» **What is expected**
Copy out, from the entries below, each line holding the string "status".

» **Entries supplied**
◆ ◆ ◆ ◆ ◆

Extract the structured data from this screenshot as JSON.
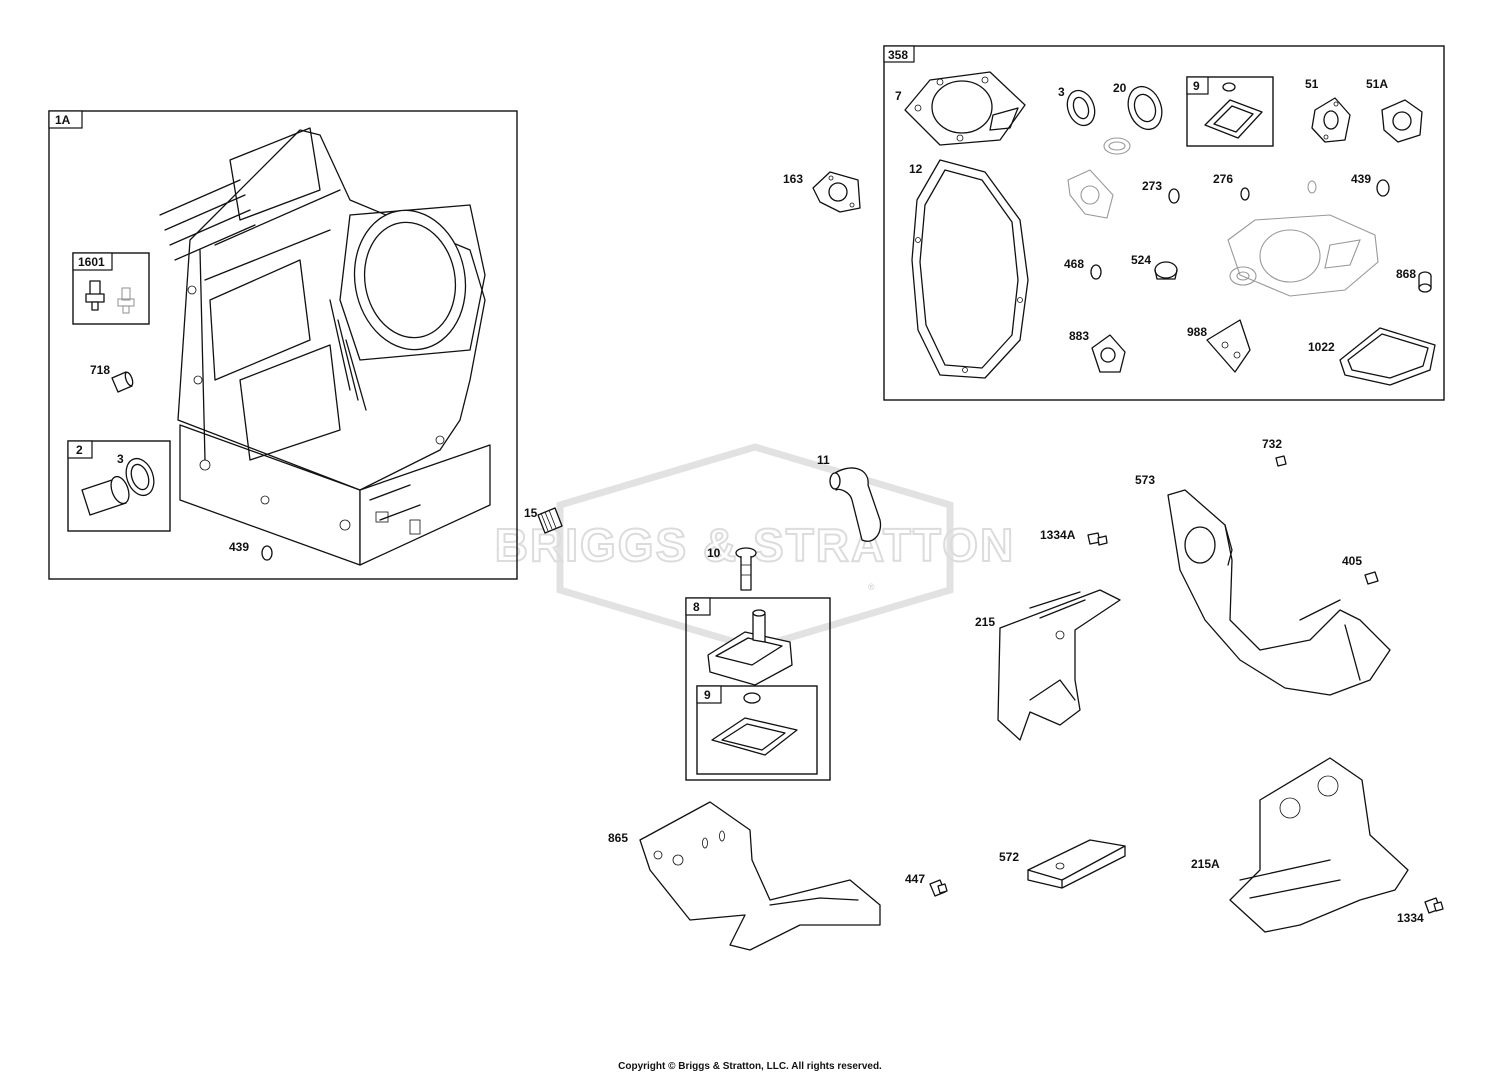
{
  "watermark": {
    "text": "BRIGGS & STRATTON",
    "mark": "®"
  },
  "copyright": "Copyright © Briggs & Stratton, LLC. All rights reserved.",
  "groups": {
    "g_1a": "1A",
    "g_1601": "1601",
    "g_2": "2",
    "g_358": "358",
    "g_9a": "9",
    "g_8": "8",
    "g_9b": "9"
  },
  "labels": {
    "l_3a": "3",
    "l_718": "718",
    "l_439a": "439",
    "l_15": "15",
    "l_163": "163",
    "l_7": "7",
    "l_3b": "3",
    "l_20": "20",
    "l_51": "51",
    "l_51a": "51A",
    "l_12": "12",
    "l_273": "273",
    "l_276": "276",
    "l_439b": "439",
    "l_468": "468",
    "l_524": "524",
    "l_868": "868",
    "l_883": "883",
    "l_988": "988",
    "l_1022": "1022",
    "l_11": "11",
    "l_10": "10",
    "l_732": "732",
    "l_573": "573",
    "l_1334a": "1334A",
    "l_405": "405",
    "l_215": "215",
    "l_865": "865",
    "l_447": "447",
    "l_572": "572",
    "l_215a": "215A",
    "l_1334": "1334"
  }
}
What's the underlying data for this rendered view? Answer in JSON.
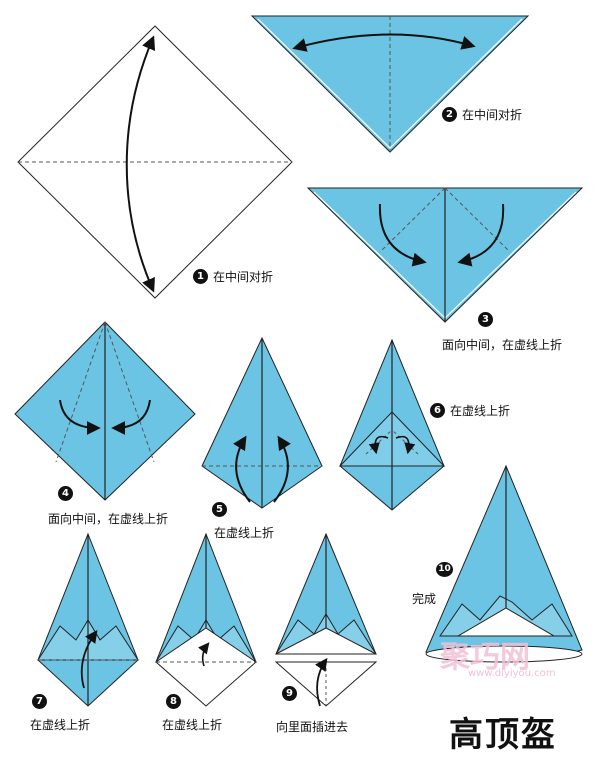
{
  "title": "高顶盔",
  "watermark": {
    "brand": "聚巧网",
    "url": "www.diyiyou.com"
  },
  "steps": [
    {
      "num": "1",
      "text": "在中间对折"
    },
    {
      "num": "2",
      "text": "在中间对折"
    },
    {
      "num": "3",
      "text": "面向中间，在虚线上折"
    },
    {
      "num": "4",
      "text": "面向中间，在虚线上折"
    },
    {
      "num": "5",
      "text": "在虚线上折"
    },
    {
      "num": "6",
      "text": "在虚线上折"
    },
    {
      "num": "7",
      "text": "在虚线上折"
    },
    {
      "num": "8",
      "text": "在虚线上折"
    },
    {
      "num": "9",
      "text": "向里面插进去"
    },
    {
      "num": "10",
      "text": "完成"
    }
  ],
  "colors": {
    "paper_blue": "#6cc4e4",
    "paper_white": "#ffffff",
    "line": "#222222"
  }
}
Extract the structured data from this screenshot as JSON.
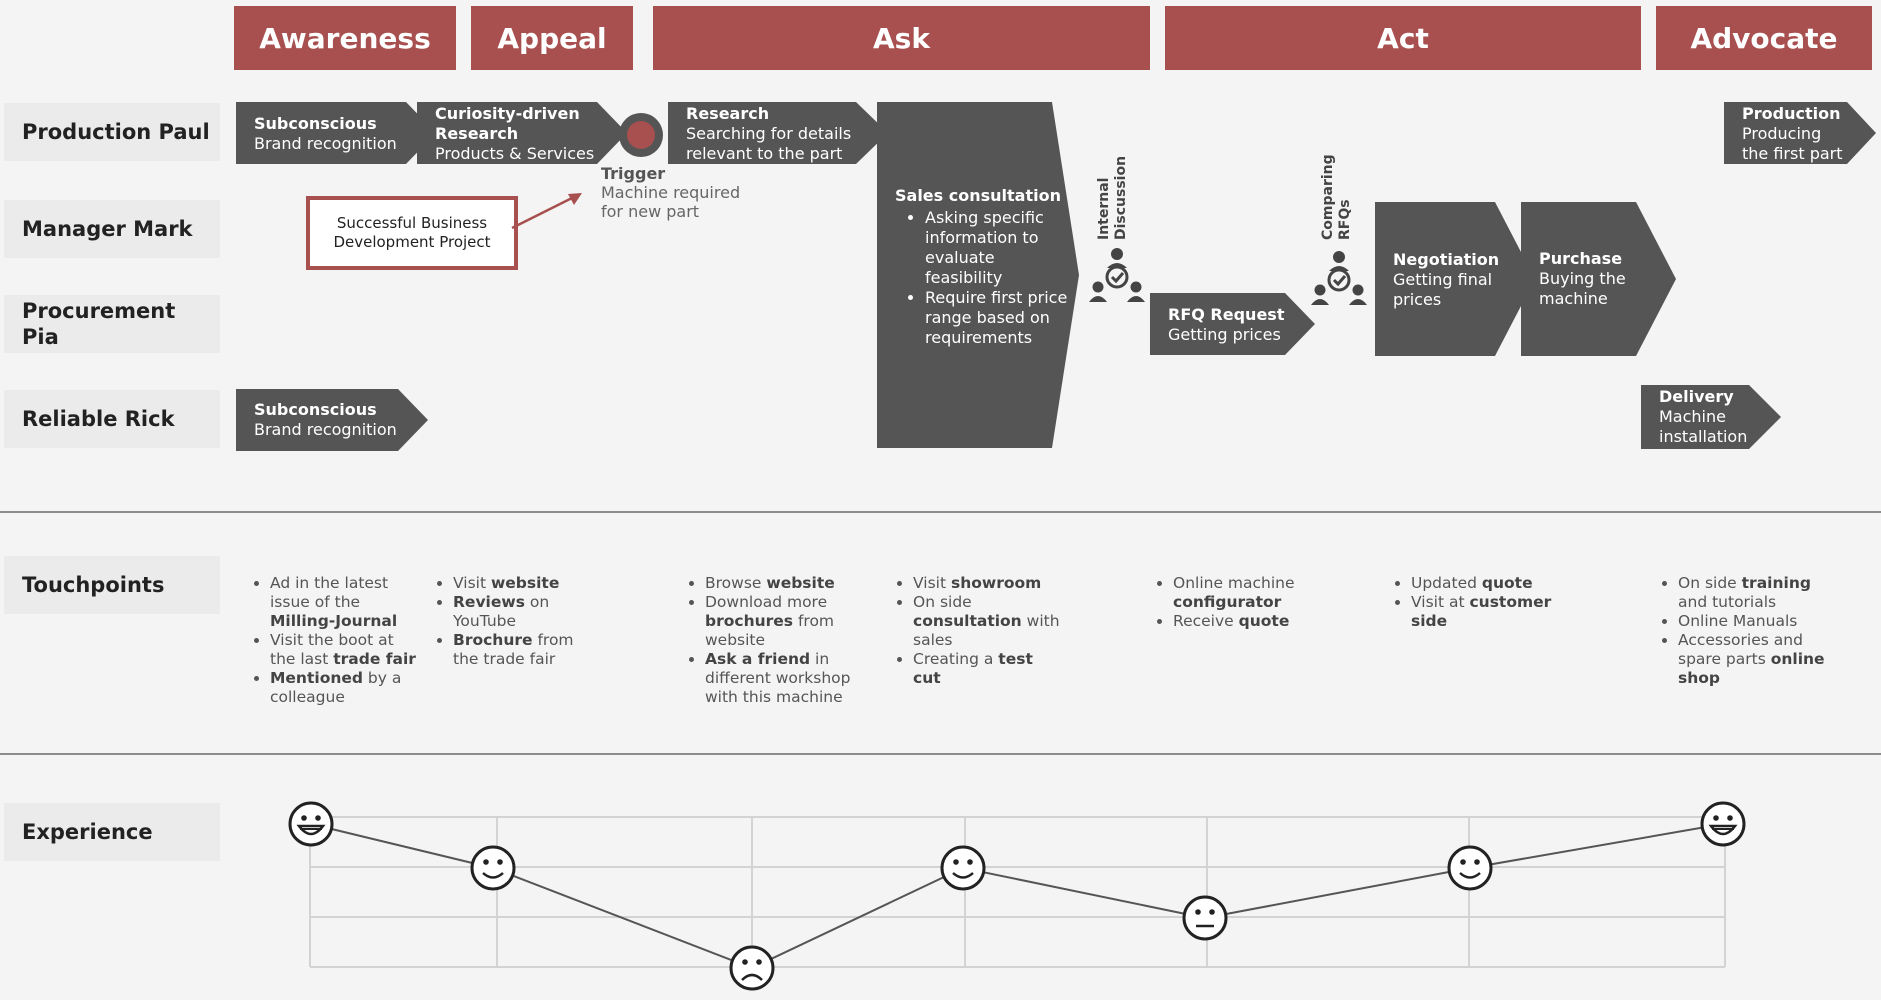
{
  "phases": [
    "Awareness",
    "Appeal",
    "Ask",
    "Act",
    "Advocate"
  ],
  "personas": {
    "paul": "Production Paul",
    "mark": "Manager Mark",
    "pia": "Procurement Pia",
    "rick": "Reliable Rick",
    "touchpoints": "Touchpoints",
    "experience": "Experience"
  },
  "steps": {
    "paul_subconscious": {
      "title": "Subconscious",
      "sub": "Brand recognition"
    },
    "curiosity": {
      "title": "Curiosity-driven Research",
      "sub": "Products & Services"
    },
    "research": {
      "title": "Research",
      "sub1": "Searching for details",
      "sub2": "relevant to the part"
    },
    "sales": {
      "title": "Sales consultation",
      "bullets": [
        "Asking specific information to evaluate feasibility",
        "Require first price range based on requirements"
      ]
    },
    "rfq": {
      "title": "RFQ Request",
      "sub": "Getting prices"
    },
    "negotiation": {
      "title": "Negotiation",
      "sub1": "Getting final",
      "sub2": "prices"
    },
    "purchase": {
      "title": "Purchase",
      "sub1": "Buying the",
      "sub2": "machine"
    },
    "production": {
      "title": "Production",
      "sub1": "Producing",
      "sub2": "the first part"
    },
    "rick_subconscious": {
      "title": "Subconscious",
      "sub": "Brand recognition"
    },
    "delivery": {
      "title": "Delivery",
      "sub1": "Machine",
      "sub2": "installation"
    }
  },
  "trigger": {
    "title": "Trigger",
    "line1": "Machine required",
    "line2": "for new part"
  },
  "manager_project": {
    "line1": "Successful Business",
    "line2": "Development Project"
  },
  "vertical_labels": {
    "internal": [
      "Internal",
      "Discussion"
    ],
    "comparing": [
      "Comparing",
      "RFQs"
    ]
  },
  "touchpoints": [
    [
      [
        [
          "Ad in the latest issue of the ",
          false
        ],
        [
          "Milling-Journal",
          true
        ]
      ],
      [
        [
          "Visit the boot at the last ",
          false
        ],
        [
          "trade fair",
          true
        ]
      ],
      [
        [
          "Mentioned",
          true
        ],
        [
          " by a colleague",
          false
        ]
      ]
    ],
    [
      [
        [
          "Visit ",
          false
        ],
        [
          "website",
          true
        ]
      ],
      [
        [
          "Reviews",
          true
        ],
        [
          " on YouTube",
          false
        ]
      ],
      [
        [
          "Brochure",
          true
        ],
        [
          " from the trade fair",
          false
        ]
      ]
    ],
    [
      [
        [
          "Browse ",
          false
        ],
        [
          "website",
          true
        ]
      ],
      [
        [
          "Download more ",
          false
        ],
        [
          "brochures",
          true
        ],
        [
          " from website",
          false
        ]
      ],
      [
        [
          "Ask a friend",
          true
        ],
        [
          " in different workshop with this machine",
          false
        ]
      ]
    ],
    [
      [
        [
          "Visit ",
          false
        ],
        [
          "showroom",
          true
        ]
      ],
      [
        [
          "On side ",
          false
        ],
        [
          "consultation",
          true
        ],
        [
          " with sales",
          false
        ]
      ],
      [
        [
          "Creating a ",
          false
        ],
        [
          "test cut",
          true
        ]
      ]
    ],
    [
      [
        [
          "Online machine ",
          false
        ],
        [
          "configurator",
          true
        ]
      ],
      [
        [
          "Receive ",
          false
        ],
        [
          "quote",
          true
        ]
      ]
    ],
    [
      [
        [
          "Updated ",
          false
        ],
        [
          "quote",
          true
        ]
      ],
      [
        [
          "Visit at ",
          false
        ],
        [
          "customer side",
          true
        ]
      ]
    ],
    [
      [
        [
          "On side ",
          false
        ],
        [
          "training",
          true
        ],
        [
          " and tutorials",
          false
        ]
      ],
      [
        [
          "Online Manuals",
          false
        ]
      ],
      [
        [
          "Accessories and spare parts ",
          false
        ],
        [
          "online shop",
          true
        ]
      ]
    ]
  ],
  "experience_levels": [
    1,
    2,
    4,
    2,
    3,
    2,
    1
  ],
  "colors": {
    "accent": "#a84f4f",
    "step": "#555555",
    "grid": "#d3d3d3",
    "line": "#555555"
  }
}
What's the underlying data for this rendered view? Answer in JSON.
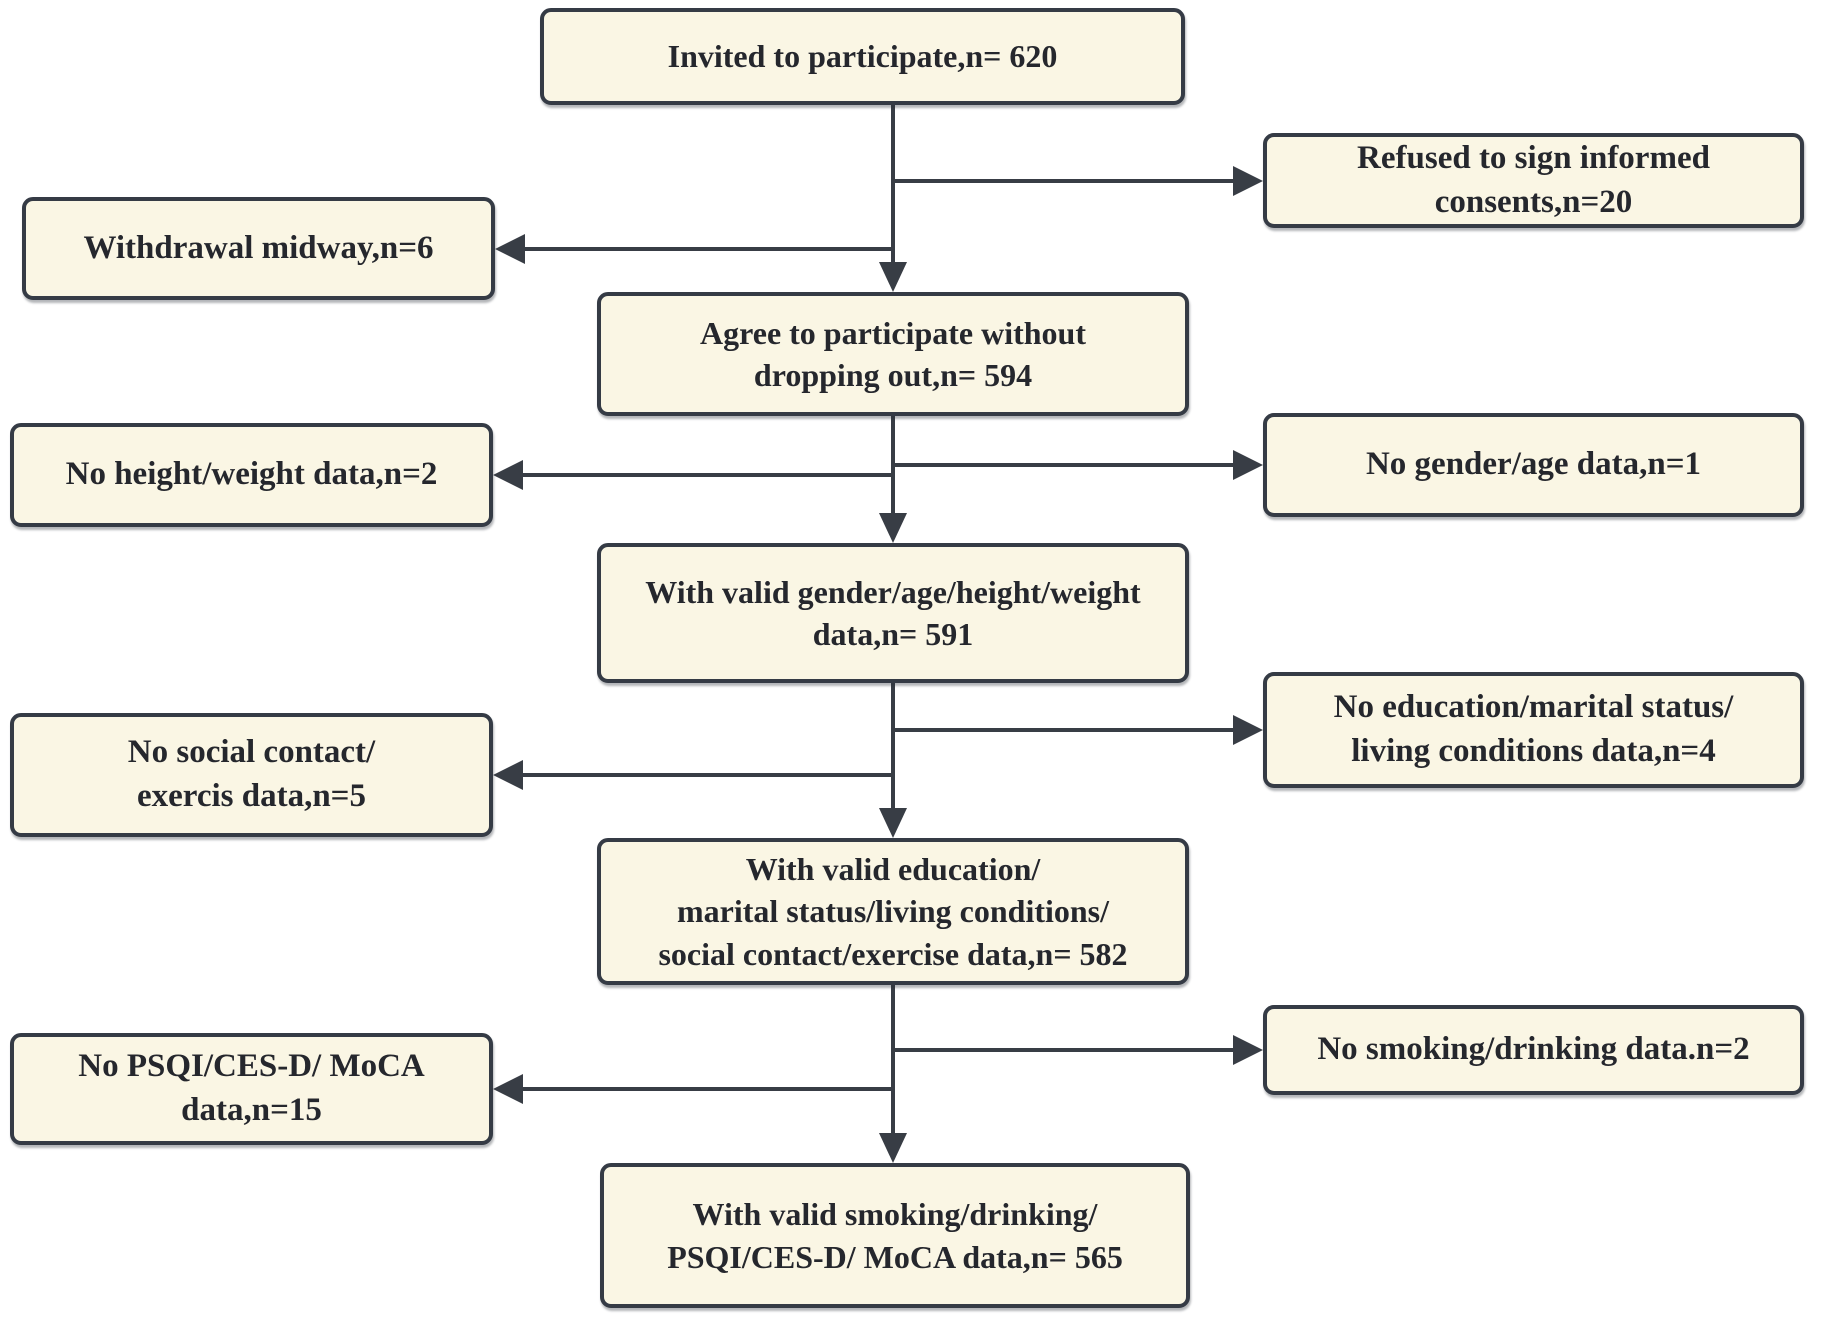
{
  "figure": {
    "type": "flowchart",
    "description": "Participant inclusion flow diagram",
    "colors": {
      "box_fill": "#faf6e4",
      "box_border": "#353b45",
      "line": "#383d45",
      "text": "#25272d",
      "background": "#ffffff"
    },
    "nodes": {
      "invited": {
        "lines": [
          "Invited to participate,n= 620"
        ]
      },
      "refused_consent": {
        "lines": [
          "Refused to sign informed",
          "consents,n=20"
        ]
      },
      "withdrawal_midway": {
        "lines": [
          "Withdrawal midway,n=6"
        ]
      },
      "agree_participate": {
        "lines": [
          "Agree to participate without",
          "dropping out,n= 594"
        ]
      },
      "no_height_weight": {
        "lines": [
          "No height/weight data,n=2"
        ]
      },
      "no_gender_age": {
        "lines": [
          "No gender/age data,n=1"
        ]
      },
      "valid_demographics": {
        "lines": [
          "With valid gender/age/height/weight",
          "data,n= 591"
        ]
      },
      "no_education_marital": {
        "lines": [
          "No education/marital status/",
          "living conditions data,n=4"
        ]
      },
      "no_social_exercise": {
        "lines": [
          "No social contact/",
          "exercis data,n=5"
        ]
      },
      "valid_lifestyle": {
        "lines": [
          "With valid education/",
          "marital status/living conditions/",
          "social contact/exercise data,n= 582"
        ]
      },
      "no_smoking_drinking": {
        "lines": [
          "No smoking/drinking data.n=2"
        ]
      },
      "no_psqi_cesd_moca": {
        "lines": [
          "No PSQI/CES-D/ MoCA",
          "data,n=15"
        ]
      },
      "valid_all": {
        "lines": [
          "With valid smoking/drinking/",
          "PSQI/CES-D/ MoCA data,n= 565"
        ]
      }
    }
  }
}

◆ ◆ ◆ ◆ ◆

» **Task output**
          "No education/marital status/",
          "marital status/living conditions/",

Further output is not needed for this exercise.